→ Brief
Find the lines holding the word "mais" and collect them.
........
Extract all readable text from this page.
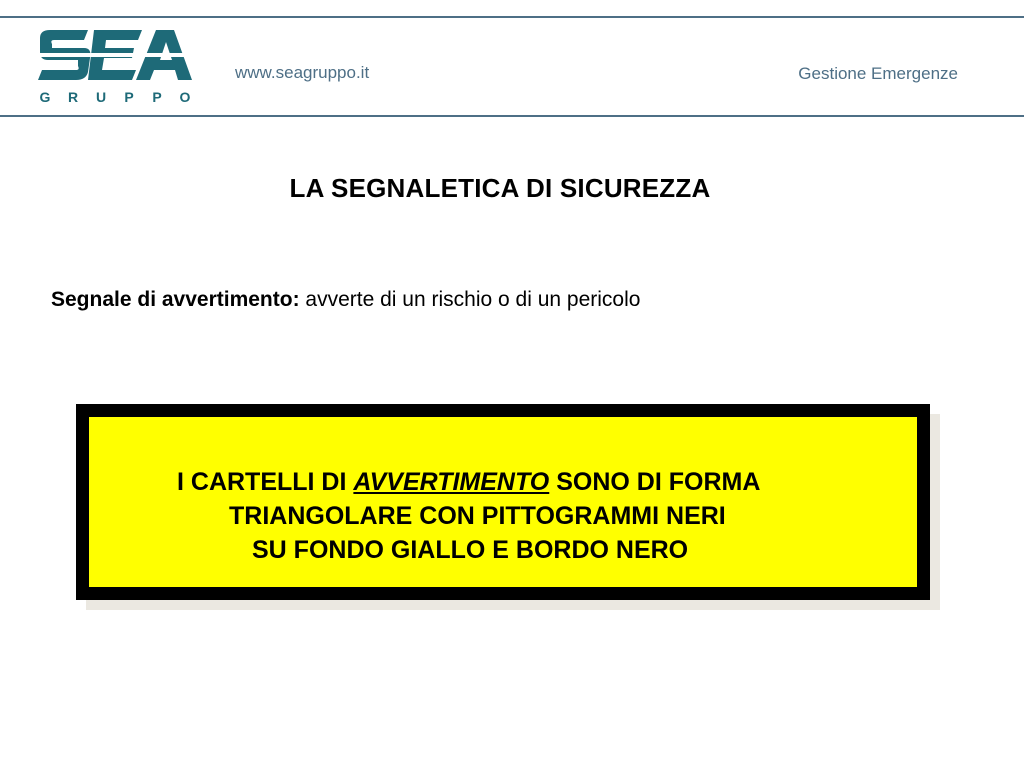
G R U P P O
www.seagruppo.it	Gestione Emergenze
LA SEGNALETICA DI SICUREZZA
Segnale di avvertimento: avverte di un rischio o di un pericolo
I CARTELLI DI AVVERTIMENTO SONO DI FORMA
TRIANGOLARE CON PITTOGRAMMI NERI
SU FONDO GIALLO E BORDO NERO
........
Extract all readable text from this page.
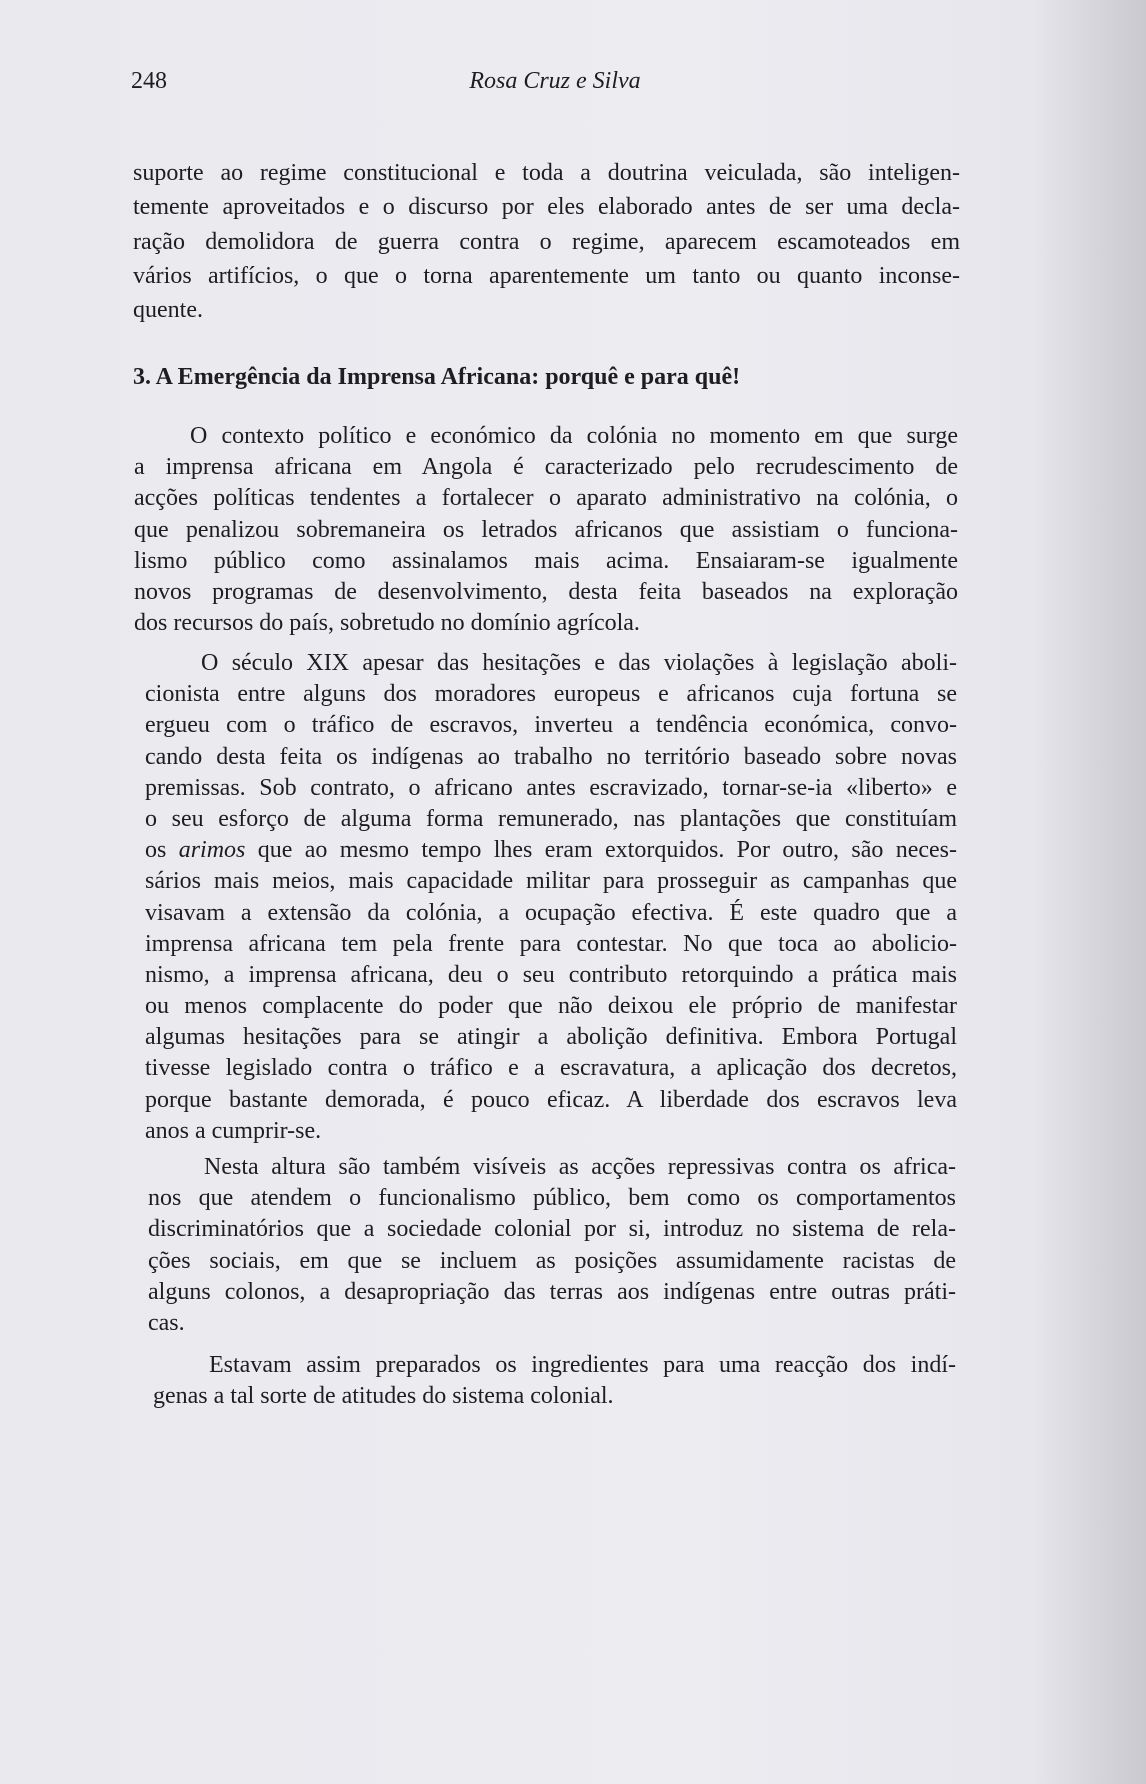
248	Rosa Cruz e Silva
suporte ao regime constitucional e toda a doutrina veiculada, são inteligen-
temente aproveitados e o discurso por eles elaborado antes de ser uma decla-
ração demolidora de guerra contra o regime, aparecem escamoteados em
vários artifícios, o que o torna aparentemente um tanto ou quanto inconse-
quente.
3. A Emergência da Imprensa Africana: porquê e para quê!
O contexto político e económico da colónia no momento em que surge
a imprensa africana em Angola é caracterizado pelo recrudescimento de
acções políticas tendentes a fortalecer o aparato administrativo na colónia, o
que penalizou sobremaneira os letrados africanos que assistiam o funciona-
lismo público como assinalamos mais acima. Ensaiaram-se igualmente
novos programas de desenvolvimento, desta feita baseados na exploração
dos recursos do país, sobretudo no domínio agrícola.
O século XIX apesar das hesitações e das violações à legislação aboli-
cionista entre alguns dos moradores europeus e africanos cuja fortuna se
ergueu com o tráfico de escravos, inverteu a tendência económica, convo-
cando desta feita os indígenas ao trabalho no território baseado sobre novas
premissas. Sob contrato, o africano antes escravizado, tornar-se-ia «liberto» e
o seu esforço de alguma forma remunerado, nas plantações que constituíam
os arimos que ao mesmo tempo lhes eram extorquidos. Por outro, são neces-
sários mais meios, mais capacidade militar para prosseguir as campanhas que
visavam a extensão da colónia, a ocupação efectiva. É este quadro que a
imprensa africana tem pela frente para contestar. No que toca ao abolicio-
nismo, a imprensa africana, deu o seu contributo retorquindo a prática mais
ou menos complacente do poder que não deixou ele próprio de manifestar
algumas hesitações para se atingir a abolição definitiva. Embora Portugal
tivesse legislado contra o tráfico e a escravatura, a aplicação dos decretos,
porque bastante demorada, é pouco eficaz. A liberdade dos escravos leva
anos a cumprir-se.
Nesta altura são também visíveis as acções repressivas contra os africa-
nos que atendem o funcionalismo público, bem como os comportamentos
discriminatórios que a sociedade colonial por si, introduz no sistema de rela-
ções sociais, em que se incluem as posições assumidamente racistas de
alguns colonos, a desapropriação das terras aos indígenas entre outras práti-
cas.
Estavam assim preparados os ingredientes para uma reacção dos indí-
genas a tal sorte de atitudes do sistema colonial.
........
→ Correct answer
lismo público como assinalamos mais acima. Ensaiaram-se igualmente
sários mais meios, mais capacidade militar para prosseguir as campanhas que
nismo, a imprensa africana, deu o seu contributo retorquindo a prática mais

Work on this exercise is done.